TEXT SHOWN –
↓

That is all about similarity. The containment of Tsang’s trial and ordeal, rather, ordeal and trial, means that due process is not challenged – the Hong Kong prosecutor promised jurors a “simple story” – like of the sort with the oath-taking imbroglio. Political shadow will not taint current affairs… but now we know that an ex-CE is not an untouchable.
On the contrary, Macau’s Ho Chio Meng’s 1,500-counts-court case threatens to spill to allegedly unintended realms, and it has already, indeed. As we said, the crime count looks a bit common considering it involves someone who has supervised matters like the AML uber trial and all throughout the gaming industry. And of gaming, there was in the HCM trial reference made to a share in a VIP room.
To jump to conclusions, we would say that Hong Kong will keep fighting the political battles outside the courts, even though the only gain for democracy seems to be just to see CYL go home, thus preserving the courts and the common law.

↑

SET TASK 1 – Copy the records word for word, from their first line through the line containing "324, 717, 334]", including both of those lines.

INFORMATION SUPPLIED –

↓

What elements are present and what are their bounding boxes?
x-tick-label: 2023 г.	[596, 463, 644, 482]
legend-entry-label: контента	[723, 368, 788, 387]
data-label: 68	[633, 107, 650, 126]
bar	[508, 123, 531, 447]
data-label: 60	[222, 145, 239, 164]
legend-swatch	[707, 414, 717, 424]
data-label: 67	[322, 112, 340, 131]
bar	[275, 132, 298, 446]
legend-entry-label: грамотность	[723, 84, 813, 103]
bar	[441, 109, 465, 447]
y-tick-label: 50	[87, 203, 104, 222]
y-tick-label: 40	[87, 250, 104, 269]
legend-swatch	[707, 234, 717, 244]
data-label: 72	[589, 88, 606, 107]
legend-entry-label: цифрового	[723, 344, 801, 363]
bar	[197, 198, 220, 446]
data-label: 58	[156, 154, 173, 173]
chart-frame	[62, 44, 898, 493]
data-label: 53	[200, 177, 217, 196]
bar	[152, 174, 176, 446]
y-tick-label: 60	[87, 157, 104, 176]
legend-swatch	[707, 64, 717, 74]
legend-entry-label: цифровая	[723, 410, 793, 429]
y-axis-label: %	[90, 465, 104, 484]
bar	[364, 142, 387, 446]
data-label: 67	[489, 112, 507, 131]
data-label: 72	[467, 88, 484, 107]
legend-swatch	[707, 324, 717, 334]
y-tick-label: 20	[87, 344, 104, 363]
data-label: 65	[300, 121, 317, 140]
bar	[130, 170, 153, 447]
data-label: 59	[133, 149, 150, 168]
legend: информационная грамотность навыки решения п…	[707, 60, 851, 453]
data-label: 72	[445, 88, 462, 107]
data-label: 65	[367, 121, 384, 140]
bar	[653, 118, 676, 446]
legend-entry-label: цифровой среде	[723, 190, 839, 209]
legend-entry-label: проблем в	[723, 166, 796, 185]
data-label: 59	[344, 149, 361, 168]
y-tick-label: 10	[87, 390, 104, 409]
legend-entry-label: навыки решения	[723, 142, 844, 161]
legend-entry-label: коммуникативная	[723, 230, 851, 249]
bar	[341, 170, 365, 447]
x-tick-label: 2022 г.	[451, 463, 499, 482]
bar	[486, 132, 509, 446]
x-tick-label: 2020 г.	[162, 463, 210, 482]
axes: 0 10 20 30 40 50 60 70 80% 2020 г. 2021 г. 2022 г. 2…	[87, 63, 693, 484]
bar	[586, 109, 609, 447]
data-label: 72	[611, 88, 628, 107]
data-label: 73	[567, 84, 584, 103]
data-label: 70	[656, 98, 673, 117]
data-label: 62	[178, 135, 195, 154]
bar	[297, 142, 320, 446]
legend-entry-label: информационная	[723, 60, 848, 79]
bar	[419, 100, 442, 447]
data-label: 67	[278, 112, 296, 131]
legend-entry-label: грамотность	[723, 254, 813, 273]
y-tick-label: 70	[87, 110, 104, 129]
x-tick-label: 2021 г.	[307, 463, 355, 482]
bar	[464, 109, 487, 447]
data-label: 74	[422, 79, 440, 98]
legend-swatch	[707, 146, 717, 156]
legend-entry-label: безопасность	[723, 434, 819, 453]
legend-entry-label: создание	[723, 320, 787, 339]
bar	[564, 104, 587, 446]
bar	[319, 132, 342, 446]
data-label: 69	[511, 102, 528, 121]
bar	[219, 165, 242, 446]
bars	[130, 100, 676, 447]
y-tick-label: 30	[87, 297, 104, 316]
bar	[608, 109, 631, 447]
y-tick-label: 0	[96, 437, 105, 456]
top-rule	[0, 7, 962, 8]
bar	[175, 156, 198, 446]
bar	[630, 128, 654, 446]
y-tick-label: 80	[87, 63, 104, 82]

↑

SET TASK 2 – Continue the commentary on the Hong Kong and Macau trials from its last sentence.

FINAL ANSWER 1 –
What elements are present and what are their bounding boxes?
x-tick-label: 2023 г.	[596, 463, 644, 482]
legend-entry-label: контента	[723, 368, 788, 387]
data-label: 68	[633, 107, 650, 126]
bar	[508, 123, 531, 447]
data-label: 60	[222, 145, 239, 164]
legend-swatch	[707, 414, 717, 424]
data-label: 67	[322, 112, 340, 131]
bar	[275, 132, 298, 446]
legend-entry-label: грамотность	[723, 84, 813, 103]
bar	[441, 109, 465, 447]
y-tick-label: 50	[87, 203, 104, 222]
y-tick-label: 40	[87, 250, 104, 269]
legend-swatch	[707, 234, 717, 244]
data-label: 72	[589, 88, 606, 107]
legend-entry-label: цифрового	[723, 344, 801, 363]
bar	[197, 198, 220, 446]
data-label: 58	[156, 154, 173, 173]
chart-frame	[62, 44, 898, 493]
data-label: 53	[200, 177, 217, 196]
bar	[152, 174, 176, 446]
y-tick-label: 60	[87, 157, 104, 176]
legend-swatch	[707, 64, 717, 74]
legend-entry-label: цифровая	[723, 410, 793, 429]
y-axis-label: %	[90, 465, 104, 484]
bar	[364, 142, 387, 446]
data-label: 67	[489, 112, 507, 131]
data-label: 72	[467, 88, 484, 107]
legend-swatch	[707, 324, 717, 334]

FINAL ANSWER 2 –
In Macau, we see different signs. Political stuff is kept to a stand-still (cryogenic even) while judiciary and legal problems pile up, and threaten to dent the system or at least erode it in such a way to concern its “agents”… to use the terminology coming from the brand new association of Vong Hin Fai and Chui Sai Cheong, among other lawyers and otherwise. Macau should be aware of the dangers of such a postmodernist association that, if allowed, could erode the meaning of agency and intention, that being rationality itself.
Finally, on a much positive note we have to acknowledge the re-appointment of Echo Chan as coordinator of the Supporting Office to the Permanent Secretariat of the Forum for Economic and Trade Co-operation between China and Portuguese Speaking Countries. Precisely at the moment it will go full throttle with the blessing of Premier Li Keqiang.